Data for this task –
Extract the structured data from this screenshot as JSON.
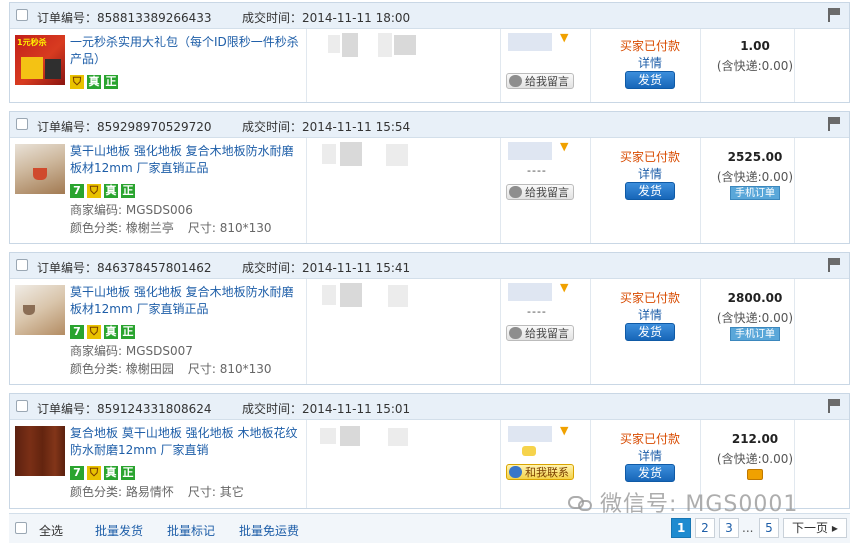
{
  "labels": {
    "order_no": "订单编号：",
    "deal_time": "成交时间：",
    "merchant_code": "商家编码: ",
    "color_class": "颜色分类: ",
    "size": "尺寸: ",
    "leave_message": "给我留言",
    "contact_me": "和我联系",
    "status_paid": "买家已付款",
    "details": "详情",
    "ship": "发货",
    "phone_order": "手机订单",
    "shipping_incl": "(含快递:0.00)",
    "dash": "----"
  },
  "tags": {
    "seven": "7",
    "shield": "⛉",
    "real": "真",
    "genuine": "正"
  },
  "orders": [
    {
      "order_no": "858813389266433",
      "time": "2014-11-11 18:00",
      "title": "一元秒杀实用大礼包（每个ID限秒一件秒杀产品）",
      "thumb_text": "1元秒杀",
      "merchant_code": "",
      "color": "",
      "size": "",
      "price": "1.00"
    },
    {
      "order_no": "859298970529720",
      "time": "2014-11-11 15:54",
      "title": "莫干山地板 强化地板 复合木地板防水耐磨板材12mm 厂家直销正品",
      "merchant_code": "MGSDS006",
      "color": "橡榭兰亭",
      "size": "810*130",
      "price": "2525.00"
    },
    {
      "order_no": "846378457801462",
      "time": "2014-11-11 15:41",
      "title": "莫干山地板 强化地板 复合木地板防水耐磨板材12mm 厂家直销正品",
      "merchant_code": "MGSDS007",
      "color": "橡榭田园",
      "size": "810*130",
      "price": "2800.00"
    },
    {
      "order_no": "859124331808624",
      "time": "2014-11-11 15:01",
      "title": "复合地板 莫干山地板 强化地板 木地板花纹防水耐磨12mm 厂家直销",
      "merchant_code": "",
      "color": "路易情怀",
      "size": "其它",
      "price": "212.00"
    }
  ],
  "footer": {
    "select_all": "全选",
    "batch_ship": "批量发货",
    "batch_mark": "批量标记",
    "batch_free": "批量免运费",
    "pages": [
      "1",
      "2",
      "3",
      "5"
    ],
    "ellipsis": "...",
    "current_page": "1",
    "next": "下一页"
  },
  "watermark": "微信号: MGS0001",
  "colors": {
    "accent_blue": "#1e5ea8",
    "status_orange": "#d84b00",
    "header_bg": "#e8f0f8"
  }
}
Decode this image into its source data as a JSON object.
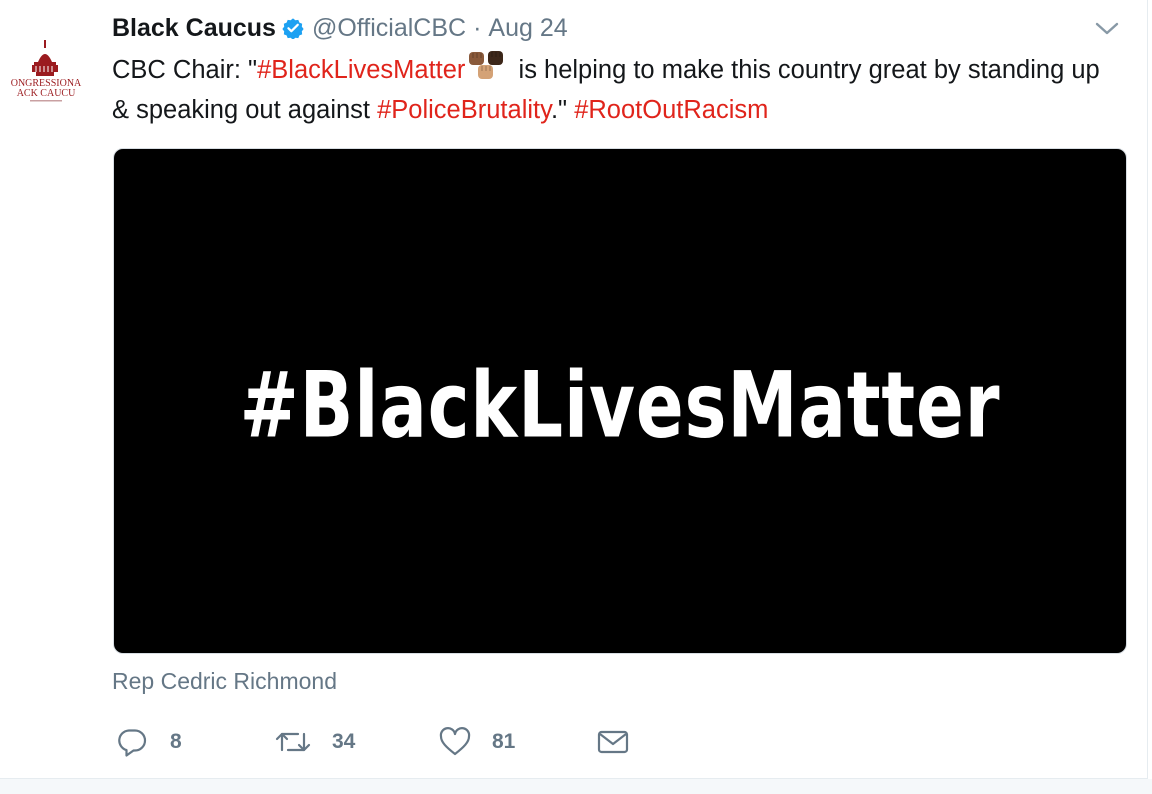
{
  "tweet": {
    "author_name": "Black Caucus",
    "handle": "@OfficialCBC",
    "separator": "·",
    "date": "Aug 24",
    "text": {
      "part1": "CBC Chair: \"",
      "hashtag1": "#BlackLivesMatter",
      "part2": " is helping to make this country great by standing up & speaking out against ",
      "hashtag2": "#PoliceBrutality",
      "part3": ".\" ",
      "hashtag3": "#RootOutRacism"
    },
    "media_text": "#BlackLivesMatter",
    "tagged_user": "Rep Cedric Richmond",
    "avatar_text": {
      "line1": "ONGRESSIONA",
      "line2": "ACK CAUCU"
    }
  },
  "actions": {
    "reply_count": "8",
    "retweet_count": "34",
    "like_count": "81"
  },
  "icons": {
    "verified": "verified-badge-icon",
    "caret": "chevron-down-icon",
    "reply": "reply-icon",
    "retweet": "retweet-icon",
    "like": "heart-icon",
    "dm": "envelope-icon"
  },
  "colors": {
    "hashtag": "#e0241b",
    "verified": "#1da1f2",
    "muted": "#657786",
    "text": "#14171a",
    "avatar_brand": "#9b1b1f"
  }
}
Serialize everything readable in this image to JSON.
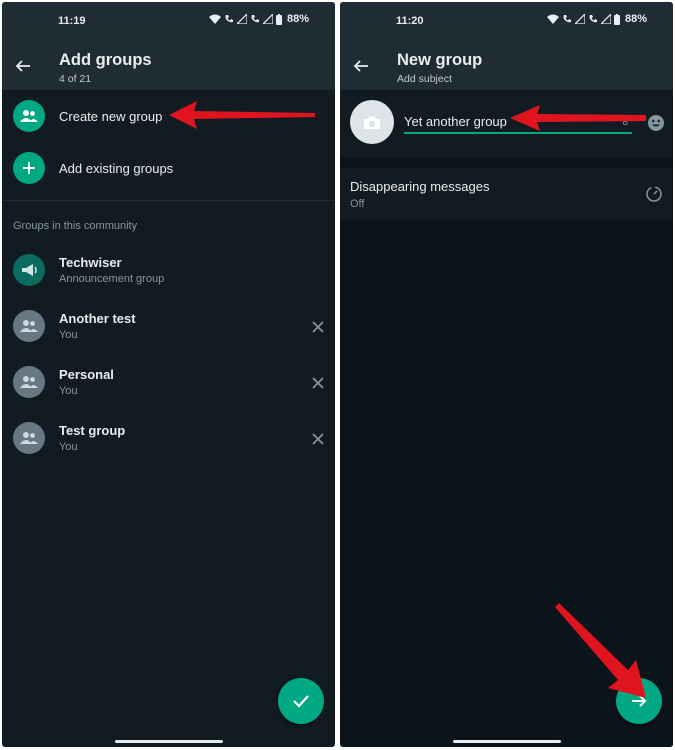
{
  "left_screen": {
    "status": {
      "time": "11:19",
      "battery": "88%"
    },
    "header": {
      "title": "Add groups",
      "subtitle": "4 of 21"
    },
    "actions": [
      {
        "label": "Create new group",
        "icon": "group-icon"
      },
      {
        "label": "Add existing groups",
        "icon": "plus-icon"
      }
    ],
    "section_label": "Groups in this community",
    "groups": [
      {
        "name": "Techwiser",
        "sub": "Announcement group",
        "icon": "megaphone-icon",
        "removable": false
      },
      {
        "name": "Another test",
        "sub": "You",
        "icon": "group-icon",
        "removable": true
      },
      {
        "name": "Personal",
        "sub": "You",
        "icon": "group-icon",
        "removable": true
      },
      {
        "name": "Test group",
        "sub": "You",
        "icon": "group-icon",
        "removable": true
      }
    ],
    "fab_icon": "check-icon"
  },
  "right_screen": {
    "status": {
      "time": "11:20",
      "battery": "88%"
    },
    "header": {
      "title": "New group",
      "subtitle": "Add subject"
    },
    "subject": {
      "value": "Yet another group",
      "remaining": "8"
    },
    "disappearing": {
      "title": "Disappearing messages",
      "value": "Off"
    },
    "fab_icon": "arrow-right-icon"
  },
  "colors": {
    "background": "#111b21",
    "header": "#202c33",
    "accent": "#00a884",
    "annotation_arrow": "#e0141e"
  }
}
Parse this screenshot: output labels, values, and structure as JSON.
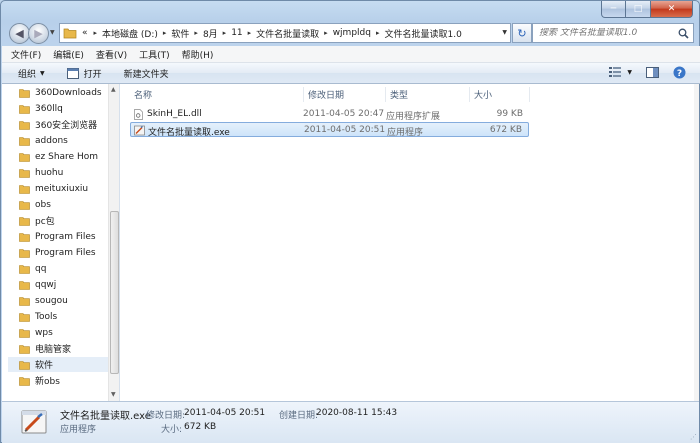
{
  "window": {
    "caption": {
      "minimize_glyph": "─",
      "maximize_glyph": "□",
      "close_glyph": "✕"
    }
  },
  "address_bar": {
    "overflow_glyph": "«",
    "breadcrumbs": [
      "本地磁盘 (D:)",
      "软件",
      "8月",
      "11",
      "文件名批量读取",
      "wjmpldq",
      "文件名批量读取1.0"
    ]
  },
  "search": {
    "placeholder": "搜索 文件名批量读取1.0"
  },
  "menubar": {
    "items": [
      "文件(F)",
      "编辑(E)",
      "查看(V)",
      "工具(T)",
      "帮助(H)"
    ]
  },
  "toolbar": {
    "organize": "组织",
    "open": "打开",
    "new_folder": "新建文件夹"
  },
  "nav_pane": {
    "items": [
      "360Downloads",
      "360llq",
      "360安全浏览器",
      "addons",
      "ez Share Hom",
      "huohu",
      "meituxiuxiu",
      "obs",
      "pc包",
      "Program Files",
      "Program Files",
      "qq",
      "qqwj",
      "sougou",
      "Tools",
      "wps",
      "电脑管家",
      "软件",
      "新obs"
    ],
    "selected_index": 17
  },
  "columns": {
    "name": "名称",
    "date": "修改日期",
    "type": "类型",
    "size": "大小"
  },
  "files": [
    {
      "name": "SkinH_EL.dll",
      "date": "2011-04-05 20:47",
      "type": "应用程序扩展",
      "size": "99 KB",
      "icon": "dll-icon"
    },
    {
      "name": "文件名批量读取.exe",
      "date": "2011-04-05 20:51",
      "type": "应用程序",
      "size": "672 KB",
      "icon": "exe-icon"
    }
  ],
  "details": {
    "file_name": "文件名批量读取.exe",
    "file_type": "应用程序",
    "modified_label": "修改日期:",
    "modified_value": "2011-04-05 20:51",
    "created_label": "创建日期:",
    "created_value": "2020-08-11 15:43",
    "size_label": "大小:",
    "size_value": "672 KB"
  },
  "colors": {
    "selection_border": "#84acdd",
    "folder_yellow": "#e8b84a",
    "accent_blue": "#2a62b8"
  }
}
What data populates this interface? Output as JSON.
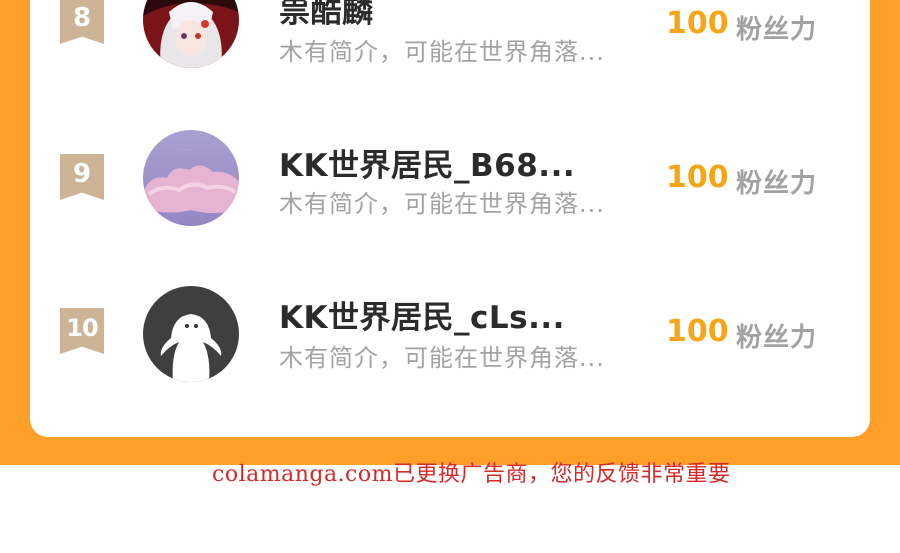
{
  "ranking": [
    {
      "rank": "8",
      "name": "祟酷麟",
      "bio": "木有简介，可能在世界角落...",
      "score": "100",
      "unit": "粉丝力",
      "avatar_icon": "anime-girl-avatar-icon"
    },
    {
      "rank": "9",
      "name": "KK世界居民_B68...",
      "bio": "木有简介，可能在世界角落...",
      "score": "100",
      "unit": "粉丝力",
      "avatar_icon": "purple-cloud-avatar-icon"
    },
    {
      "rank": "10",
      "name": "KK世界居民_cLs...",
      "bio": "木有简介，可能在世界角落...",
      "score": "100",
      "unit": "粉丝力",
      "avatar_icon": "default-ghost-avatar-icon"
    }
  ],
  "footer": {
    "notice": "colamanga.com已更换广告商，您的反馈非常重要"
  },
  "colors": {
    "frame_orange": "#fd9f28",
    "rank_badge": "#cdb497",
    "score_gold": "#f6a615",
    "notice_red": "#d42a2a"
  }
}
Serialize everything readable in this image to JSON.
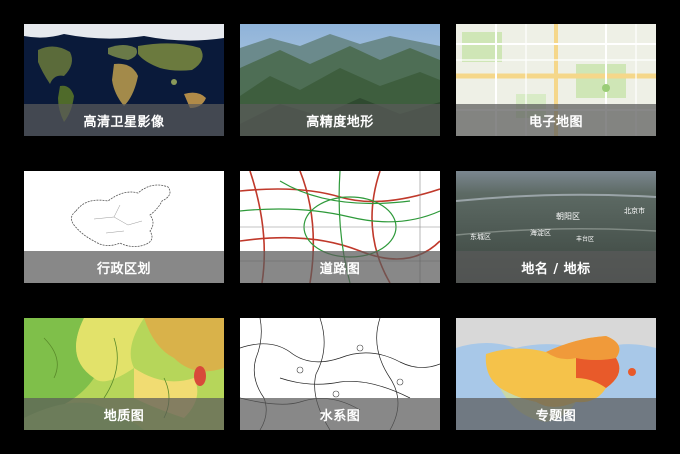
{
  "tiles": [
    {
      "label": "高清卫星影像"
    },
    {
      "label": "高精度地形"
    },
    {
      "label": "电子地图"
    },
    {
      "label": "行政区划"
    },
    {
      "label": "道路图"
    },
    {
      "label": "地名 / 地标"
    },
    {
      "label": "地质图"
    },
    {
      "label": "水系图"
    },
    {
      "label": "专题图"
    }
  ],
  "placenames": [
    "北京市",
    "朝阳区",
    "海淀区",
    "东城区",
    "丰台区"
  ],
  "colors": {
    "background": "#000000",
    "caption_overlay": "#5a5a5a",
    "caption_text": "#ffffff"
  }
}
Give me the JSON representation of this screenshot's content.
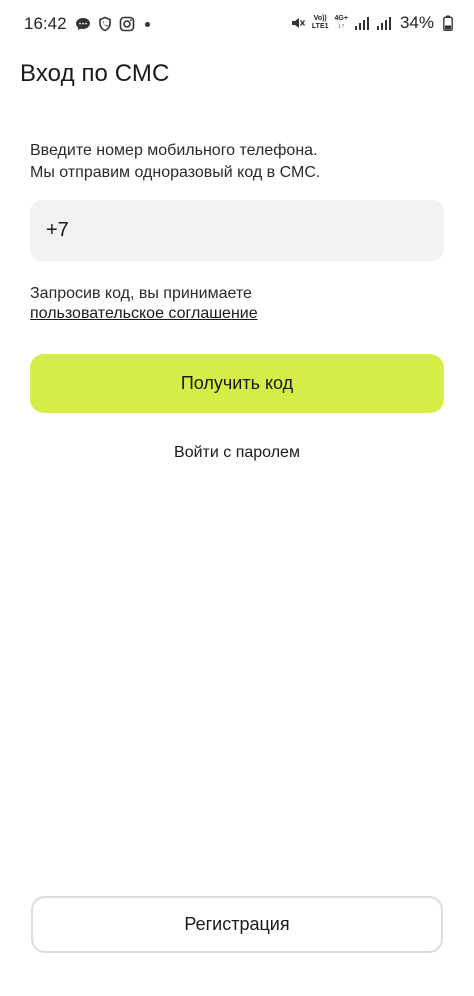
{
  "status_bar": {
    "time": "16:42",
    "left_icons": [
      "chat-bubble-icon",
      "shield-icon",
      "instagram-icon",
      "dot-icon"
    ],
    "net_top": "Vo))",
    "net_bottom": "LTE1",
    "net2_top": "4G+",
    "net2_bottom": "↓↑",
    "battery": "34%"
  },
  "page": {
    "title": "Вход по СМС",
    "intro_line1": "Введите номер мобильного телефона.",
    "intro_line2": "Мы отправим одноразовый код в СМС.",
    "phone_value": "+7",
    "agreement_text": "Запросив код, вы принимаете",
    "agreement_link": "пользовательское соглашение",
    "primary_button": "Получить код",
    "password_login": "Войти с паролем",
    "register_button": "Регистрация"
  },
  "colors": {
    "accent": "#d8ec47",
    "input_bg": "#f2f2f2",
    "outline_border": "#dcdcdc"
  }
}
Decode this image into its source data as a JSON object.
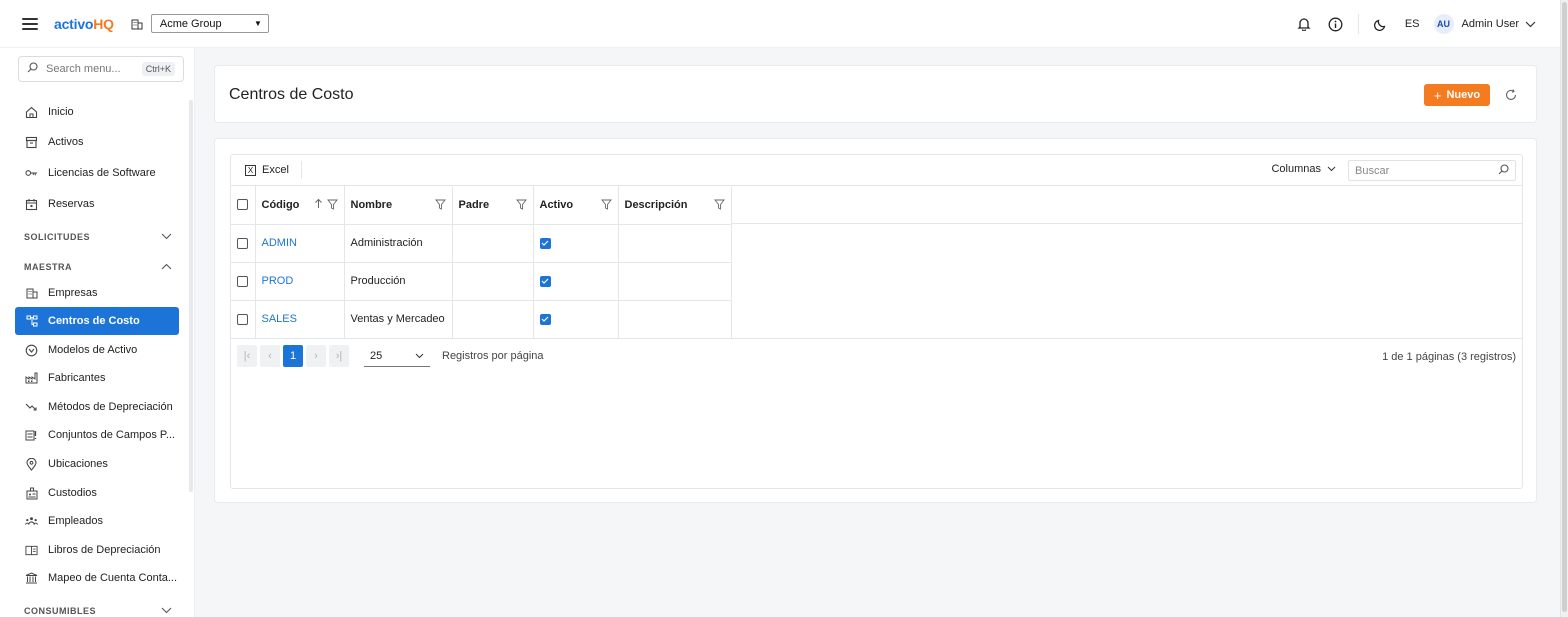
{
  "header": {
    "logo_part1": "activo",
    "logo_part2": "HQ",
    "company_selected": "Acme Group",
    "lang": "ES",
    "avatar_initials": "AU",
    "username": "Admin User"
  },
  "sidebar": {
    "search_placeholder": "Search menu...",
    "search_shortcut": "Ctrl+K",
    "top_items": [
      {
        "label": "Inicio",
        "icon": "home-icon"
      },
      {
        "label": "Activos",
        "icon": "archive-icon"
      },
      {
        "label": "Licencias de Software",
        "icon": "key-icon"
      },
      {
        "label": "Reservas",
        "icon": "calendar-icon"
      }
    ],
    "section_solicitudes": "SOLICITUDES",
    "section_maestra": "MAESTRA",
    "maestra_items": [
      {
        "label": "Empresas",
        "icon": "building-icon"
      },
      {
        "label": "Centros de Costo",
        "icon": "hierarchy-icon"
      },
      {
        "label": "Modelos de Activo",
        "icon": "model-icon"
      },
      {
        "label": "Fabricantes",
        "icon": "factory-icon"
      },
      {
        "label": "Métodos de Depreciación",
        "icon": "trend-down-icon"
      },
      {
        "label": "Conjuntos de Campos P...",
        "icon": "fields-icon"
      },
      {
        "label": "Ubicaciones",
        "icon": "location-icon"
      },
      {
        "label": "Custodios",
        "icon": "custodian-icon"
      },
      {
        "label": "Empleados",
        "icon": "people-icon"
      },
      {
        "label": "Libros de Depreciación",
        "icon": "book-icon"
      },
      {
        "label": "Mapeo de Cuenta Conta...",
        "icon": "bank-icon"
      }
    ],
    "section_consumibles": "CONSUMIBLES"
  },
  "page": {
    "title": "Centros de Costo",
    "new_button": "Nuevo"
  },
  "grid": {
    "excel_label": "Excel",
    "columns_label": "Columnas",
    "search_placeholder": "Buscar",
    "headers": [
      "Código",
      "Nombre",
      "Padre",
      "Activo",
      "Descripción"
    ],
    "rows": [
      {
        "codigo": "ADMIN",
        "nombre": "Administración",
        "padre": "",
        "activo": true,
        "descripcion": ""
      },
      {
        "codigo": "PROD",
        "nombre": "Producción",
        "padre": "",
        "activo": true,
        "descripcion": ""
      },
      {
        "codigo": "SALES",
        "nombre": "Ventas y Mercadeo",
        "padre": "",
        "activo": true,
        "descripcion": ""
      }
    ],
    "current_page": "1",
    "page_size": "25",
    "page_size_label": "Registros por página",
    "page_info": "1 de 1 páginas (3 registros)"
  },
  "colors": {
    "primary": "#1d74d8",
    "accent": "#f47b20"
  }
}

Short task –
Identify every line above with the string "date" in it. Copy those lines.

Task output –
    "date": "Aug 24",
    "date": "修改日期",
      "date": "2011-04-05 20:47",
      "date": "2011-04-05 20:51",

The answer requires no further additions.